» **Goal**
Write out the listing below again, precisely as it is given.

» **Dataset rows about figures**
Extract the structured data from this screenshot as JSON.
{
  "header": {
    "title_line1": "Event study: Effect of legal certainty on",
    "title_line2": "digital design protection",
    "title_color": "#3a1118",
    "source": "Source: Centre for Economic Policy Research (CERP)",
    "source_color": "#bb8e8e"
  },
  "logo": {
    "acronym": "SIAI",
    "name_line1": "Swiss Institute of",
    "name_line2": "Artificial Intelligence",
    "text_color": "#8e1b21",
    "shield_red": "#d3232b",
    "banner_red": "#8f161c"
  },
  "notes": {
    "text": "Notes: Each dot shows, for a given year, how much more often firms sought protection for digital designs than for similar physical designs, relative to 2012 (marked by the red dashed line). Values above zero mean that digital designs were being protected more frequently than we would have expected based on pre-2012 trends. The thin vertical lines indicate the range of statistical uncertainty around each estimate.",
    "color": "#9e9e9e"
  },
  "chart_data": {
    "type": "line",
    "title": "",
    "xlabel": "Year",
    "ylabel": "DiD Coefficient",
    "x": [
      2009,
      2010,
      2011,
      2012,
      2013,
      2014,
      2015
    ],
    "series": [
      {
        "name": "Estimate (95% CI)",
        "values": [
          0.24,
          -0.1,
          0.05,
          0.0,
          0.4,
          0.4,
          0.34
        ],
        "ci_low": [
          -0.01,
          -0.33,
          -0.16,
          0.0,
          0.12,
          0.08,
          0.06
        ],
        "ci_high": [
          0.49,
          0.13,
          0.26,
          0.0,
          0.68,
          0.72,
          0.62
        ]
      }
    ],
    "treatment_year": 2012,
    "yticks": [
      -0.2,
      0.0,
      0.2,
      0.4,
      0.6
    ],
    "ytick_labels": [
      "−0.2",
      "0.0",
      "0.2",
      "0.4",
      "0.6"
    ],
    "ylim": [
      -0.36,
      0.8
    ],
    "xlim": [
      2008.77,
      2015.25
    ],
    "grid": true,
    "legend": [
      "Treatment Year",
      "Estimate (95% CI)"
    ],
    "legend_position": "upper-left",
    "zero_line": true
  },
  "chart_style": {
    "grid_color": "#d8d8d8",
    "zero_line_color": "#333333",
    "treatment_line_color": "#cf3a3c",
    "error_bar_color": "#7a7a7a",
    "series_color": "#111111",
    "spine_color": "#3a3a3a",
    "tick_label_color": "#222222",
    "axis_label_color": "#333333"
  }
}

» **Result of the exercise**
Extract the structured data from this screenshot as JSON.
{
  "header": {
    "title_line1": "Event study: Effect of legal certainty on",
    "title_line2": "digital design protection",
    "title_color": "#3a1118",
    "source": "Source: Centre for Economic Policy Research (CERP)",
    "source_color": "#bb8e8e"
  },
  "logo": {
    "acronym": "SIAI",
    "name_line1": "Swiss Institute of",
    "name_line2": "Artificial Intelligence",
    "text_color": "#8e1b21",
    "shield_red": "#d3232b",
    "banner_red": "#8f161c"
  },
  "notes": {
    "text": "Notes: Each dot shows, for a given year, how much more often firms sought protection for digital designs than for similar physical designs, relative to 2012 (marked by the red dashed line). Values above zero mean that digital designs were being protected more frequently than we would have expected based on pre-2012 trends. The thin vertical lines indicate the range of statistical uncertainty around each estimate.",
    "color": "#9e9e9e"
  },
  "chart_data": {
    "type": "line",
    "title": "",
    "xlabel": "Year",
    "ylabel": "DiD Coefficient",
    "x": [
      2009,
      2010,
      2011,
      2012,
      2013,
      2014,
      2015
    ],
    "series": [
      {
        "name": "Estimate (95% CI)",
        "values": [
          0.24,
          -0.1,
          0.05,
          0.0,
          0.4,
          0.4,
          0.34
        ],
        "ci_low": [
          -0.01,
          -0.33,
          -0.16,
          0.0,
          0.12,
          0.08,
          0.06
        ],
        "ci_high": [
          0.49,
          0.13,
          0.26,
          0.0,
          0.68,
          0.72,
          0.62
        ]
      }
    ],
    "treatment_year": 2012,
    "yticks": [
      -0.2,
      0.0,
      0.2,
      0.4,
      0.6
    ],
    "ytick_labels": [
      "−0.2",
      "0.0",
      "0.2",
      "0.4",
      "0.6"
    ],
    "ylim": [
      -0.36,
      0.8
    ],
    "xlim": [
      2008.77,
      2015.25
    ],
    "grid": true,
    "legend": [
      "Treatment Year",
      "Estimate (95% CI)"
    ],
    "legend_position": "upper-left",
    "zero_line": true
  },
  "chart_style": {
    "grid_color": "#d8d8d8",
    "zero_line_color": "#333333",
    "treatment_line_color": "#cf3a3c",
    "error_bar_color": "#7a7a7a",
    "series_color": "#111111",
    "spine_color": "#3a3a3a",
    "tick_label_color": "#222222",
    "axis_label_color": "#333333"
  }
}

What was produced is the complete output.